◆ Requirements: Find the word "value" in the records below. List each line containing it.

++++++++++++++++++++

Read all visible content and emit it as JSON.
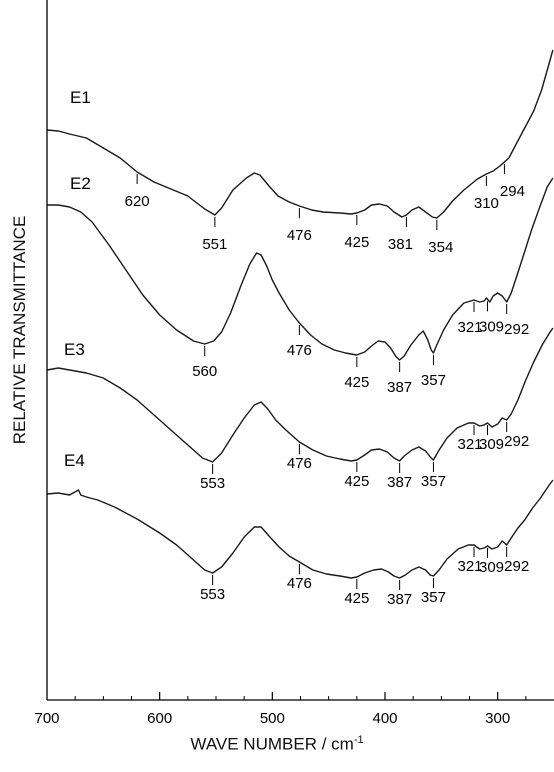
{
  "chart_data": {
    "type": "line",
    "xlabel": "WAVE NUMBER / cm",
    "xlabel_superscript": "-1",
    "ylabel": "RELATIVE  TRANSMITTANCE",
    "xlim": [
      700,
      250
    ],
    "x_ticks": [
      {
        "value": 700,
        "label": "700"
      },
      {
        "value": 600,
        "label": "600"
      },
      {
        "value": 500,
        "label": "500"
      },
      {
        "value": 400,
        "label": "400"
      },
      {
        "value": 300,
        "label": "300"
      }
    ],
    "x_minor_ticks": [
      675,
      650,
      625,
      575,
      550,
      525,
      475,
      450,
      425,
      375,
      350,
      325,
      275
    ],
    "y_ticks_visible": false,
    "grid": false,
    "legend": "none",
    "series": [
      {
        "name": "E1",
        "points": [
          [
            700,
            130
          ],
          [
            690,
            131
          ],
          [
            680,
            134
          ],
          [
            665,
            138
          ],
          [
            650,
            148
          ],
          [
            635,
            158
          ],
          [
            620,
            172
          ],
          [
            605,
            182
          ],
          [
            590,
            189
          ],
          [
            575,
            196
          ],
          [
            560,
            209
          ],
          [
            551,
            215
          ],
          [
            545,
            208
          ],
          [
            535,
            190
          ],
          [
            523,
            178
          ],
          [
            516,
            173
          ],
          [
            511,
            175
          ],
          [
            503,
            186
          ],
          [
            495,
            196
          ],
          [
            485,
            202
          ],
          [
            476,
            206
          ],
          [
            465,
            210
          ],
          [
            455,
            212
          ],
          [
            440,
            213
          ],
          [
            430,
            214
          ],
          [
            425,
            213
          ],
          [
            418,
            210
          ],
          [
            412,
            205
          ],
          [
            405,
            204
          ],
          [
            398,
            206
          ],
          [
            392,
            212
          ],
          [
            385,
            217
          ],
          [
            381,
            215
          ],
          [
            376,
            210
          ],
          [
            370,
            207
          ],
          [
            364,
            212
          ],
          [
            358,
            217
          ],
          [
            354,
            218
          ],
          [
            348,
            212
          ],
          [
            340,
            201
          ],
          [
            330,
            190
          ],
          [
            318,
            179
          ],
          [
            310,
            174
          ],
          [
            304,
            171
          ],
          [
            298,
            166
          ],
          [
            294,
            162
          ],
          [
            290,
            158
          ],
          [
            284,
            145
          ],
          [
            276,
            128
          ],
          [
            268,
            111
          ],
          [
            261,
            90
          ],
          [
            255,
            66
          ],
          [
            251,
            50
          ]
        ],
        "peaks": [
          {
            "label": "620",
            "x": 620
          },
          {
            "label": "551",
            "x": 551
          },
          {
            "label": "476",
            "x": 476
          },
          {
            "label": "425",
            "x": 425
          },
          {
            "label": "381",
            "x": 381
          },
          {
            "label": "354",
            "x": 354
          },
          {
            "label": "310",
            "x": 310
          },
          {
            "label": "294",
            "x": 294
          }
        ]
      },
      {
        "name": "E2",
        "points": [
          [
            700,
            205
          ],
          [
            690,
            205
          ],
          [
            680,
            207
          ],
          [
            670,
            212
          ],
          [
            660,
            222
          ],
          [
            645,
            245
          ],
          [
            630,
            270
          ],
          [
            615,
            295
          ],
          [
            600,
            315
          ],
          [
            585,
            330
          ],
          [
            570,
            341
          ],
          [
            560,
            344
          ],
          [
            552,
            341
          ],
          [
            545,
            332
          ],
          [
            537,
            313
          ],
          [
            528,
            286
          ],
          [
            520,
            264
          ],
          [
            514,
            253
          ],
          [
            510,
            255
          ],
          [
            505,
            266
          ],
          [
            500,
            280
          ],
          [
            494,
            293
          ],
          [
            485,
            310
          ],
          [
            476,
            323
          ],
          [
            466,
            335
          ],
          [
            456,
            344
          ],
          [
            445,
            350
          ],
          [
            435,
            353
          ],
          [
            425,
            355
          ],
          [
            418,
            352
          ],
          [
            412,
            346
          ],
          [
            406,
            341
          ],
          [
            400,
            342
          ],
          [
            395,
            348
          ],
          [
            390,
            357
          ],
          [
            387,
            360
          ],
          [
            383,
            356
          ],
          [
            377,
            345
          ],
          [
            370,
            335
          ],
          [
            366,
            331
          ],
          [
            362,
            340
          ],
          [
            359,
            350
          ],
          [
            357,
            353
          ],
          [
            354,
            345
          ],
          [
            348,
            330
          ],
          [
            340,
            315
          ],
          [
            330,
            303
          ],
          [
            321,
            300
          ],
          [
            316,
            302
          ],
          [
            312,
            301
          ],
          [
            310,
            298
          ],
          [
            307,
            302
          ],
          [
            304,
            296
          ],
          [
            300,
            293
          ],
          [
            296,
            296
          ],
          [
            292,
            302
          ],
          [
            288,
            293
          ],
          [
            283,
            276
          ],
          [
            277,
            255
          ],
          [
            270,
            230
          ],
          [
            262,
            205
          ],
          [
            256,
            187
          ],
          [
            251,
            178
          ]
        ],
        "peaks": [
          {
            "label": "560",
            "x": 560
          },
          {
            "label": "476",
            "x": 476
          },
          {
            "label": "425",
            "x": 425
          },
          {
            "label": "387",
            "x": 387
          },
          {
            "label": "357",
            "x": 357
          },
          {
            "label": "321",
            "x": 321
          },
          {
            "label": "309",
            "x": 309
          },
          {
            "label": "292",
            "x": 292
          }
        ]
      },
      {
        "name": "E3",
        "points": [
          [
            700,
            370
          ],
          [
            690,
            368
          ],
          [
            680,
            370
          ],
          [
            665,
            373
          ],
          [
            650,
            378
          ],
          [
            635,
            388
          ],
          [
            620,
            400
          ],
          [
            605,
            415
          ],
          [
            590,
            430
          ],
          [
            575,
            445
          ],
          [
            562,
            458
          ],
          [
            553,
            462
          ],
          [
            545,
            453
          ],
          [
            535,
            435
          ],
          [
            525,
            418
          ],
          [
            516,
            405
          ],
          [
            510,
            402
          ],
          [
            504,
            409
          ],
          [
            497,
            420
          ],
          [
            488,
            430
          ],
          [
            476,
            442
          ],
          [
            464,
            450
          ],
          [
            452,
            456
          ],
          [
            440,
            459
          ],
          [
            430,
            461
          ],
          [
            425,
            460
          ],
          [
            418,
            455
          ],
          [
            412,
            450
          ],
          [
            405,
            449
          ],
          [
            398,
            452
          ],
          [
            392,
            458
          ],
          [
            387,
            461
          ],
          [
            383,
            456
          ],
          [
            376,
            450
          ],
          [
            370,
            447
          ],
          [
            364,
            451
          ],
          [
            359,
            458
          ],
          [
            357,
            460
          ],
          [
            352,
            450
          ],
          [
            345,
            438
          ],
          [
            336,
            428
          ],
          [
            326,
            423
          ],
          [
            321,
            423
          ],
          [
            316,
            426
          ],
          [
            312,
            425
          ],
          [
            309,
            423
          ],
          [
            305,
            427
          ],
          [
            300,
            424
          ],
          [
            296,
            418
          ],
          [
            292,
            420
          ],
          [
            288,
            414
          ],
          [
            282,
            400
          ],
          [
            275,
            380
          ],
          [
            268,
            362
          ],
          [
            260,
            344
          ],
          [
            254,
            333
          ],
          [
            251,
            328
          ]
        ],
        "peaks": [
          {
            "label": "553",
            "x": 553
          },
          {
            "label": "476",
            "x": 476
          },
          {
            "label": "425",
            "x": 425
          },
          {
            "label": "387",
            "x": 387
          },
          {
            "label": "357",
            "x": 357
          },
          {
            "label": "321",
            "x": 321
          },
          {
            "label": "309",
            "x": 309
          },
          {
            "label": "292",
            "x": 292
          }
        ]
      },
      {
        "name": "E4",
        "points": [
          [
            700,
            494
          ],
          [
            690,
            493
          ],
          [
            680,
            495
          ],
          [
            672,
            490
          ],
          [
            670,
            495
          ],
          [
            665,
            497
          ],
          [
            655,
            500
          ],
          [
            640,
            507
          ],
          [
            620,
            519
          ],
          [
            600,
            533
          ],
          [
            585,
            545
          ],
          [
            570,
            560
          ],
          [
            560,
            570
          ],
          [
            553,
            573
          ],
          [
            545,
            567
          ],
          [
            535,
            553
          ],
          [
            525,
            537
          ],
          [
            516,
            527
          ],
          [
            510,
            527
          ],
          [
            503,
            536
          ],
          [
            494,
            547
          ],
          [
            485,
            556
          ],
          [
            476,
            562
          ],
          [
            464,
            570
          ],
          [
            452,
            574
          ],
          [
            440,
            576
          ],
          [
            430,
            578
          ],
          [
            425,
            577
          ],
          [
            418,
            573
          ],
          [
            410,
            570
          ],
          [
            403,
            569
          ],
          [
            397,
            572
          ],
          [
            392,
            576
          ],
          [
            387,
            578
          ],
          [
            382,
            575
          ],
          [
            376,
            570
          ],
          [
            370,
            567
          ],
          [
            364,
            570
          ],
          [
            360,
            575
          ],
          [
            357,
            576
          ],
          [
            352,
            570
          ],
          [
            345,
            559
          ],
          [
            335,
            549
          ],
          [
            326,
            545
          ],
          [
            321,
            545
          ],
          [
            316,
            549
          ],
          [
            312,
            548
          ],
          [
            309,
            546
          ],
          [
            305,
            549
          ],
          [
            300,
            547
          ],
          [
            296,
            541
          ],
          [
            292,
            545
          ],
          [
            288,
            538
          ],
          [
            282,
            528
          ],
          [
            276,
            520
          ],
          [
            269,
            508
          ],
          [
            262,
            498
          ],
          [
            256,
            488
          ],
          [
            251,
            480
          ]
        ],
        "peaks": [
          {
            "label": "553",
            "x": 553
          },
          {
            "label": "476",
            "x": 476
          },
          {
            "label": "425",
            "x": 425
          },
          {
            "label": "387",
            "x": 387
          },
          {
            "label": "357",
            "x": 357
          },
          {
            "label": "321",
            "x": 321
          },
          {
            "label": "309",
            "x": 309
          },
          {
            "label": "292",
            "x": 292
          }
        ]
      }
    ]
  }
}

++++++++++++++++++++

◆ Completed task:
        "value": 700,
        "value": 600,
        "value": 500,
        "value": 400,
        "value": 300,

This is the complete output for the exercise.